#### The task
Transcribe the records exactly. Pictures do not belong in the transcription.

(Dataset records)

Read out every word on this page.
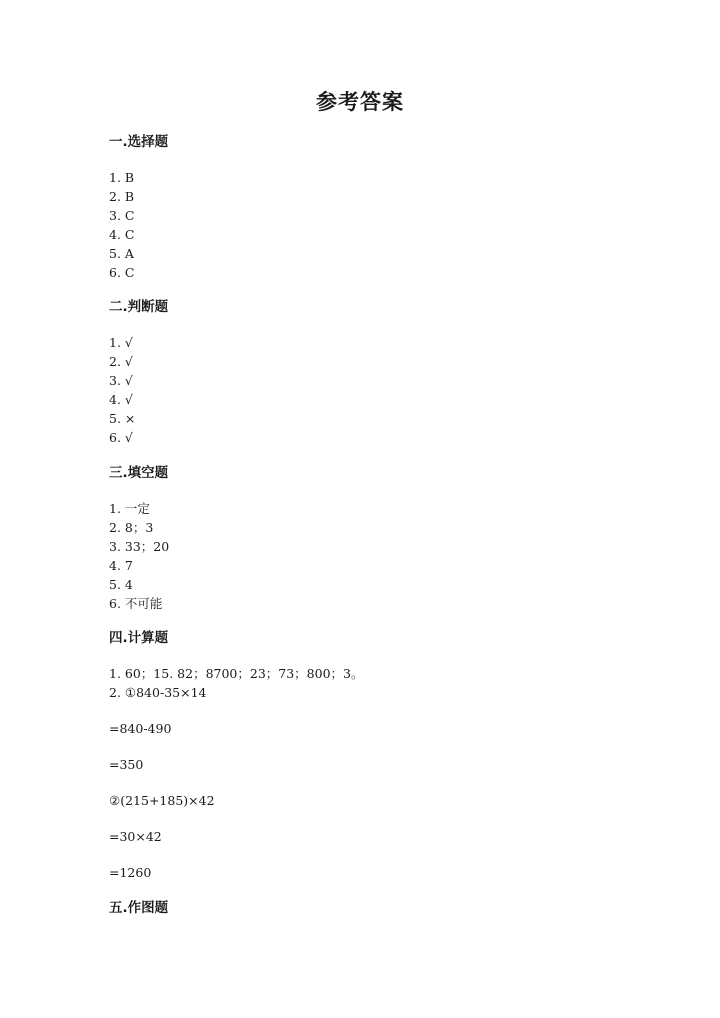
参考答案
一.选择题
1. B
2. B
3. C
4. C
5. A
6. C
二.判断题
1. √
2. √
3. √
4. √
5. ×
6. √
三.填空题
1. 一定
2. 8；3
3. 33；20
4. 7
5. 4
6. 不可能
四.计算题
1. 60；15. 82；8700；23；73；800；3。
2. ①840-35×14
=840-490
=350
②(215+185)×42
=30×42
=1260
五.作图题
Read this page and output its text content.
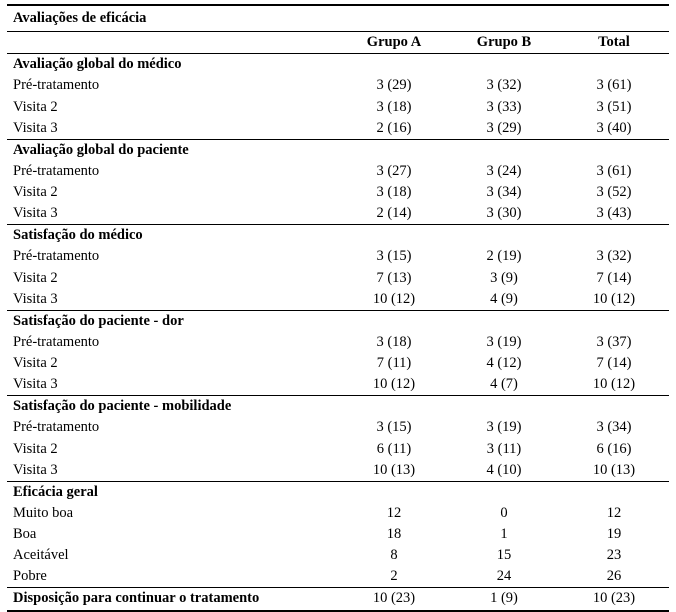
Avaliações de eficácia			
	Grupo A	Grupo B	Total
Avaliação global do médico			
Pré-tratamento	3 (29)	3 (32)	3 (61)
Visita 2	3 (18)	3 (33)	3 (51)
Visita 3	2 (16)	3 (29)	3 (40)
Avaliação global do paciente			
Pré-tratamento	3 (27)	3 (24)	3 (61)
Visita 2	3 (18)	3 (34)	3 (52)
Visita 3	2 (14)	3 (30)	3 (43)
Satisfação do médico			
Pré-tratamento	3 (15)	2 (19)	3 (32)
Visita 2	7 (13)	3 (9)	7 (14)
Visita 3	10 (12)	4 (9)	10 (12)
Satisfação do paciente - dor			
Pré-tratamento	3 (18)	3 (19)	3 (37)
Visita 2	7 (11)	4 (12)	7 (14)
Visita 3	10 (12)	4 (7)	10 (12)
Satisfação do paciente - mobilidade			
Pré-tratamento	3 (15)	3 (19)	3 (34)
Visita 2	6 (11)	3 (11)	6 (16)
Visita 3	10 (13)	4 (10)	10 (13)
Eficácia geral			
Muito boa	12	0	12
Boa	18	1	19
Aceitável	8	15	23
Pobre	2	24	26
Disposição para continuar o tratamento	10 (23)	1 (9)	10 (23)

#### Solution below
Read out every word on this page.
参考答案
一.选择题
1. B
2. B
3. C
4. C
5. A
6. C
二.判断题
1. √
2. √
3. √
4. √
5. ×
6. √
三.填空题
1. 一定
2. 8；3
3. 33；20
4. 7
5. 4
6. 不可能
四.计算题
1. 60；15. 82；8700；23；73；800；3。
2. ①840-35×14
=840-490
=350
②(215+185)×42
=30×42
=1260
五.作图题
Read this page and output its text content.
Avaliações de eficácia			
	Grupo A	Grupo B	Total
Avaliação global do médico			
Pré-tratamento	3 (29)	3 (32)	3 (61)
Visita 2	3 (18)	3 (33)	3 (51)
Visita 3	2 (16)	3 (29)	3 (40)
Avaliação global do paciente			
Pré-tratamento	3 (27)	3 (24)	3 (61)
Visita 2	3 (18)	3 (34)	3 (52)
Visita 3	2 (14)	3 (30)	3 (43)
Satisfação do médico			
Pré-tratamento	3 (15)	2 (19)	3 (32)
Visita 2	7 (13)	3 (9)	7 (14)
Visita 3	10 (12)	4 (9)	10 (12)
Satisfação do paciente - dor			
Pré-tratamento	3 (18)	3 (19)	3 (37)
Visita 2	7 (11)	4 (12)	7 (14)
Visita 3	10 (12)	4 (7)	10 (12)
Satisfação do paciente - mobilidade			
Pré-tratamento	3 (15)	3 (19)	3 (34)
Visita 2	6 (11)	3 (11)	6 (16)
Visita 3	10 (13)	4 (10)	10 (13)
Eficácia geral			
Muito boa	12	0	12
Boa	18	1	19
Aceitável	8	15	23
Pobre	2	24	26
Disposição para continuar o tratamento	10 (23)	1 (9)	10 (23)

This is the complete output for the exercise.